- Material:

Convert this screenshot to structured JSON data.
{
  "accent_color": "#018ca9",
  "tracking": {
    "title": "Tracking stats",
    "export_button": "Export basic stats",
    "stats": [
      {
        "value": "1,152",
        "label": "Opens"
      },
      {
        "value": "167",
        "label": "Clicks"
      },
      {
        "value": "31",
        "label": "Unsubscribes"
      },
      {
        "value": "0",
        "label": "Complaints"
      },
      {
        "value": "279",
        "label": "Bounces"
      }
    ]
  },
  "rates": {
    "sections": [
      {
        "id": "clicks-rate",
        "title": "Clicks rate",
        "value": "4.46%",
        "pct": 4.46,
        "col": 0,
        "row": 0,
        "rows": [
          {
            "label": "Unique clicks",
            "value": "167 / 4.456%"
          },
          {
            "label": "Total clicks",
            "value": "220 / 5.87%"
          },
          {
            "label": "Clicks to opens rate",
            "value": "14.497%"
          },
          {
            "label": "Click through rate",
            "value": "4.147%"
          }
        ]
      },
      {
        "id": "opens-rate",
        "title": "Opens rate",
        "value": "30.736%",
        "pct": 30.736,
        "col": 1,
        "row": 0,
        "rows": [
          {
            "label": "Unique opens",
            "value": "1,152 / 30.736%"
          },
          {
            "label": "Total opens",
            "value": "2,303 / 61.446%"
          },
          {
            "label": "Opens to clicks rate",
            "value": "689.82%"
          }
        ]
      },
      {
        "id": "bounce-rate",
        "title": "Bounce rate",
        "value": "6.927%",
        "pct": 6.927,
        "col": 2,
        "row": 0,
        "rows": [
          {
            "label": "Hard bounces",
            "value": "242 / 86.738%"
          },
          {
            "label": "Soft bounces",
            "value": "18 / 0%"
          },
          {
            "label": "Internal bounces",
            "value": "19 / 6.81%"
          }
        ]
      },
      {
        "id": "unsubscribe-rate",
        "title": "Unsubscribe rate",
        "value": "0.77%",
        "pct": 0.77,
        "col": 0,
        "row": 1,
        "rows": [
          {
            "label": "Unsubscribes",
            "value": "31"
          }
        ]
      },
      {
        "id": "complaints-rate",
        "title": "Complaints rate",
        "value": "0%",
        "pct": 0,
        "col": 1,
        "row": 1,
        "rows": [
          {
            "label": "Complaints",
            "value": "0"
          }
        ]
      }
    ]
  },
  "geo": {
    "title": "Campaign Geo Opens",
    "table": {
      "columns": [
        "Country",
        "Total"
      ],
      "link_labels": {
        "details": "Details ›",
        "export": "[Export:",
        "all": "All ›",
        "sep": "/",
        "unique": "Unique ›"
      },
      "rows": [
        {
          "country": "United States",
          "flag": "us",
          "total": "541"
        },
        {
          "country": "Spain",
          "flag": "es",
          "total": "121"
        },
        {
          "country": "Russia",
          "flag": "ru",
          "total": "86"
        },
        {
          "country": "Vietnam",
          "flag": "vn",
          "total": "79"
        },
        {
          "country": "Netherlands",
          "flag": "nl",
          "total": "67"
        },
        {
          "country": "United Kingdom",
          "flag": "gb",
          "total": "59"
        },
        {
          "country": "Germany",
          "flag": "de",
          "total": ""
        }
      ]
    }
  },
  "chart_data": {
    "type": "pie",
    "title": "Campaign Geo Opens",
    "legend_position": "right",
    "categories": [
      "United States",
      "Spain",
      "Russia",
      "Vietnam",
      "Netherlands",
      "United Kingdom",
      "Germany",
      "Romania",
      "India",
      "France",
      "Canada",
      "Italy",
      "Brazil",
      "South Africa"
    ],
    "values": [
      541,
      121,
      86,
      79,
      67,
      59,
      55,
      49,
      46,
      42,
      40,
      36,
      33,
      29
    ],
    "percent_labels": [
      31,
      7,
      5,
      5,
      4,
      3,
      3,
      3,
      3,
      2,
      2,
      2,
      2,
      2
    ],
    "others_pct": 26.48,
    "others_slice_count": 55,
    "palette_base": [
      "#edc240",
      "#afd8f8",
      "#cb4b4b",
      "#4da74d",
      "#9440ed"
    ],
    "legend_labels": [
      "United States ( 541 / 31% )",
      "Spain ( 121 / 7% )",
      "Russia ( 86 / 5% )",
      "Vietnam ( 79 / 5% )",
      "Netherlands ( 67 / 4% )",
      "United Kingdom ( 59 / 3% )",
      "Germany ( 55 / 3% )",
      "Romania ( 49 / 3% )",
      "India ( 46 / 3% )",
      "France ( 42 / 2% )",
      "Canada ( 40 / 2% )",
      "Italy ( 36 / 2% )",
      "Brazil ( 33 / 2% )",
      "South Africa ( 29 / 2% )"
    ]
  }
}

- Given exercise: Your task is to extract all of the records exactly.

- Result of this exercise:
Convert this screenshot to structured JSON data.
{
  "accent_color": "#018ca9",
  "tracking": {
    "title": "Tracking stats",
    "export_button": "Export basic stats",
    "stats": [
      {
        "value": "1,152",
        "label": "Opens"
      },
      {
        "value": "167",
        "label": "Clicks"
      },
      {
        "value": "31",
        "label": "Unsubscribes"
      },
      {
        "value": "0",
        "label": "Complaints"
      },
      {
        "value": "279",
        "label": "Bounces"
      }
    ]
  },
  "rates": {
    "sections": [
      {
        "id": "clicks-rate",
        "title": "Clicks rate",
        "value": "4.46%",
        "pct": 4.46,
        "col": 0,
        "row": 0,
        "rows": [
          {
            "label": "Unique clicks",
            "value": "167 / 4.456%"
          },
          {
            "label": "Total clicks",
            "value": "220 / 5.87%"
          },
          {
            "label": "Clicks to opens rate",
            "value": "14.497%"
          },
          {
            "label": "Click through rate",
            "value": "4.147%"
          }
        ]
      },
      {
        "id": "opens-rate",
        "title": "Opens rate",
        "value": "30.736%",
        "pct": 30.736,
        "col": 1,
        "row": 0,
        "rows": [
          {
            "label": "Unique opens",
            "value": "1,152 / 30.736%"
          },
          {
            "label": "Total opens",
            "value": "2,303 / 61.446%"
          },
          {
            "label": "Opens to clicks rate",
            "value": "689.82%"
          }
        ]
      },
      {
        "id": "bounce-rate",
        "title": "Bounce rate",
        "value": "6.927%",
        "pct": 6.927,
        "col": 2,
        "row": 0,
        "rows": [
          {
            "label": "Hard bounces",
            "value": "242 / 86.738%"
          },
          {
            "label": "Soft bounces",
            "value": "18 / 0%"
          },
          {
            "label": "Internal bounces",
            "value": "19 / 6.81%"
          }
        ]
      },
      {
        "id": "unsubscribe-rate",
        "title": "Unsubscribe rate",
        "value": "0.77%",
        "pct": 0.77,
        "col": 0,
        "row": 1,
        "rows": [
          {
            "label": "Unsubscribes",
            "value": "31"
          }
        ]
      },
      {
        "id": "complaints-rate",
        "title": "Complaints rate",
        "value": "0%",
        "pct": 0,
        "col": 1,
        "row": 1,
        "rows": [
          {
            "label": "Complaints",
            "value": "0"
          }
        ]
      }
    ]
  },
  "geo": {
    "title": "Campaign Geo Opens",
    "table": {
      "columns": [
        "Country",
        "Total"
      ],
      "link_labels": {
        "details": "Details ›",
        "export": "[Export:",
        "all": "All ›",
        "sep": "/",
        "unique": "Unique ›"
      },
      "rows": [
        {
          "country": "United States",
          "flag": "us",
          "total": "541"
        },
        {
          "country": "Spain",
          "flag": "es",
          "total": "121"
        },
        {
          "country": "Russia",
          "flag": "ru",
          "total": "86"
        },
        {
          "country": "Vietnam",
          "flag": "vn",
          "total": "79"
        },
        {
          "country": "Netherlands",
          "flag": "nl",
          "total": "67"
        },
        {
          "country": "United Kingdom",
          "flag": "gb",
          "total": "59"
        },
        {
          "country": "Germany",
          "flag": "de",
          "total": ""
        }
      ]
    }
  },
  "chart_data": {
    "type": "pie",
    "title": "Campaign Geo Opens",
    "legend_position": "right",
    "categories": [
      "United States",
      "Spain",
      "Russia",
      "Vietnam",
      "Netherlands",
      "United Kingdom",
      "Germany",
      "Romania",
      "India",
      "France",
      "Canada",
      "Italy",
      "Brazil",
      "South Africa"
    ],
    "values": [
      541,
      121,
      86,
      79,
      67,
      59,
      55,
      49,
      46,
      42,
      40,
      36,
      33,
      29
    ],
    "percent_labels": [
      31,
      7,
      5,
      5,
      4,
      3,
      3,
      3,
      3,
      2,
      2,
      2,
      2,
      2
    ],
    "others_pct": 26.48,
    "others_slice_count": 55,
    "palette_base": [
      "#edc240",
      "#afd8f8",
      "#cb4b4b",
      "#4da74d",
      "#9440ed"
    ],
    "legend_labels": [
      "United States ( 541 / 31% )",
      "Spain ( 121 / 7% )",
      "Russia ( 86 / 5% )",
      "Vietnam ( 79 / 5% )",
      "Netherlands ( 67 / 4% )",
      "United Kingdom ( 59 / 3% )",
      "Germany ( 55 / 3% )",
      "Romania ( 49 / 3% )",
      "India ( 46 / 3% )",
      "France ( 42 / 2% )",
      "Canada ( 40 / 2% )",
      "Italy ( 36 / 2% )",
      "Brazil ( 33 / 2% )",
      "South Africa ( 29 / 2% )"
    ]
  }
}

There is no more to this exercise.